Description of the task =>
Each entry below is to be duplicated verbatim.

* Begin Stored data *

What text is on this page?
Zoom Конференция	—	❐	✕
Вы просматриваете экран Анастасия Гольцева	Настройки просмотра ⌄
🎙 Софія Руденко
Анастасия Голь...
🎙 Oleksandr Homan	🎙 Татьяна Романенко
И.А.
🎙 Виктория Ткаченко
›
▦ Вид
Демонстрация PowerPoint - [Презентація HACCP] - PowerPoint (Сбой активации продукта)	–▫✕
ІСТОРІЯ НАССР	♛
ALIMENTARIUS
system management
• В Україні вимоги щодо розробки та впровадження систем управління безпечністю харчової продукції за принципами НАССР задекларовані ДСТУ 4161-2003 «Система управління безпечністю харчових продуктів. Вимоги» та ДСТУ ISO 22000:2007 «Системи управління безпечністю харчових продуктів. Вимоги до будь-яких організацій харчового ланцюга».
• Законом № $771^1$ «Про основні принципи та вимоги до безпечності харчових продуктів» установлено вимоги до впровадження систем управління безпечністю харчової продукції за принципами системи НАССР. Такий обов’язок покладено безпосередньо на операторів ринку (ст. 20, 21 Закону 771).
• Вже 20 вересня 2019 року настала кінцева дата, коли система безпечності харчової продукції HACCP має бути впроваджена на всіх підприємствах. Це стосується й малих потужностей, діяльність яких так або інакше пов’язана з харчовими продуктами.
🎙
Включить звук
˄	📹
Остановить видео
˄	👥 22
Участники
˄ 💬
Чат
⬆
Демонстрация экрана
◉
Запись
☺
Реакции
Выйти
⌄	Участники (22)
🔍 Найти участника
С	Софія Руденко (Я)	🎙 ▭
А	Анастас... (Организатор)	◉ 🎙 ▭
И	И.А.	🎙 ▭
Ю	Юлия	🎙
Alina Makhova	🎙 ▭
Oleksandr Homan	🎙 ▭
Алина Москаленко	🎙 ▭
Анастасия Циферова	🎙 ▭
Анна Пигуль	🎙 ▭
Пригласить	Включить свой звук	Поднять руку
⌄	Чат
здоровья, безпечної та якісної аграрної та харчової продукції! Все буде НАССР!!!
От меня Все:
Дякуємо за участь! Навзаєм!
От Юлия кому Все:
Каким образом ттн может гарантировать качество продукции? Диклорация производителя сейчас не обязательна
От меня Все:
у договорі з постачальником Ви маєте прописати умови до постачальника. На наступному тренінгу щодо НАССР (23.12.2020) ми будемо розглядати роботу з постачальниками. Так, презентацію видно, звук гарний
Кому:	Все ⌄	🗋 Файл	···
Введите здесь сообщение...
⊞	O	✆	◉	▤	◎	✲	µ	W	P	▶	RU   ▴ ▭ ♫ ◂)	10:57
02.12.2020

* End Stored data *

The answer =>
What text is on this page?
Zoom Конференция	—	❐	✕
Вы просматриваете экран Анастасия Гольцева	Настройки просмотра ⌄
🎙 Софія Руденко
Анастасия Голь...
🎙 Oleksandr Homan	🎙 Татьяна Романенко
И.А.
🎙 Виктория Ткаченко
›
▦ Вид
Демонстрация PowerPoint - [Презентація HACCP] - PowerPoint (Сбой активации продукта)	–▫✕
ІСТОРІЯ НАССР	♛
ALIMENTARIUS
system management
• В Україні вимоги щодо розробки та впровадження систем управління безпечністю харчової продукції за принципами НАССР задекларовані ДСТУ 4161-2003 «Система управління безпечністю харчових продуктів. Вимоги» та ДСТУ ISO 22000:2007 «Системи управління безпечністю харчових продуктів. Вимоги до будь-яких організацій харчового ланцюга».
• Законом № $771^1$ «Про основні принципи та вимоги до безпечності харчових продуктів» установлено вимоги до впровадження систем управління безпечністю харчової продукції за принципами системи НАССР. Такий обов’язок покладено безпосередньо на операторів ринку (ст. 20, 21 Закону 771).
• Вже 20 вересня 2019 року настала кінцева дата, коли система безпечності харчової продукції HACCP має бути впроваджена на всіх підприємствах. Це стосується й малих потужностей, діяльність яких так або інакше пов’язана з харчовими продуктами.
🎙
Включить звук
˄	📹
Остановить видео
˄	👥 22
Участники
˄ 💬
Чат
⬆
Демонстрация экрана
◉
Запись
☺
Реакции
Выйти
⌄	Участники (22)
🔍 Найти участника
С	Софія Руденко (Я)	🎙 ▭
А	Анастас... (Организатор)	◉ 🎙 ▭
И	И.А.	🎙 ▭
Ю	Юлия	🎙
Alina Makhova	🎙 ▭
Oleksandr Homan	🎙 ▭
Алина Москаленко	🎙 ▭
Анастасия Циферова	🎙 ▭
Анна Пигуль	🎙 ▭
Пригласить	Включить свой звук	Поднять руку
⌄	Чат
здоровья, безпечної та якісної аграрної та харчової продукції! Все буде НАССР!!!
От меня Все:
Дякуємо за участь! Навзаєм!
От Юлия кому Все:
Каким образом ттн может гарантировать качество продукции? Диклорация производителя сейчас не обязательна
От меня Все:
у договорі з постачальником Ви маєте прописати умови до постачальника. На наступному тренінгу щодо НАССР (23.12.2020) ми будемо розглядати роботу з постачальниками. Так, презентацію видно, звук гарний
Кому:	Все ⌄	🗋 Файл	···
Введите здесь сообщение...
⊞	O	✆	◉	▤	◎	✲	µ	W	P	▶	RU   ▴ ▭ ♫ ◂)	10:57
02.12.2020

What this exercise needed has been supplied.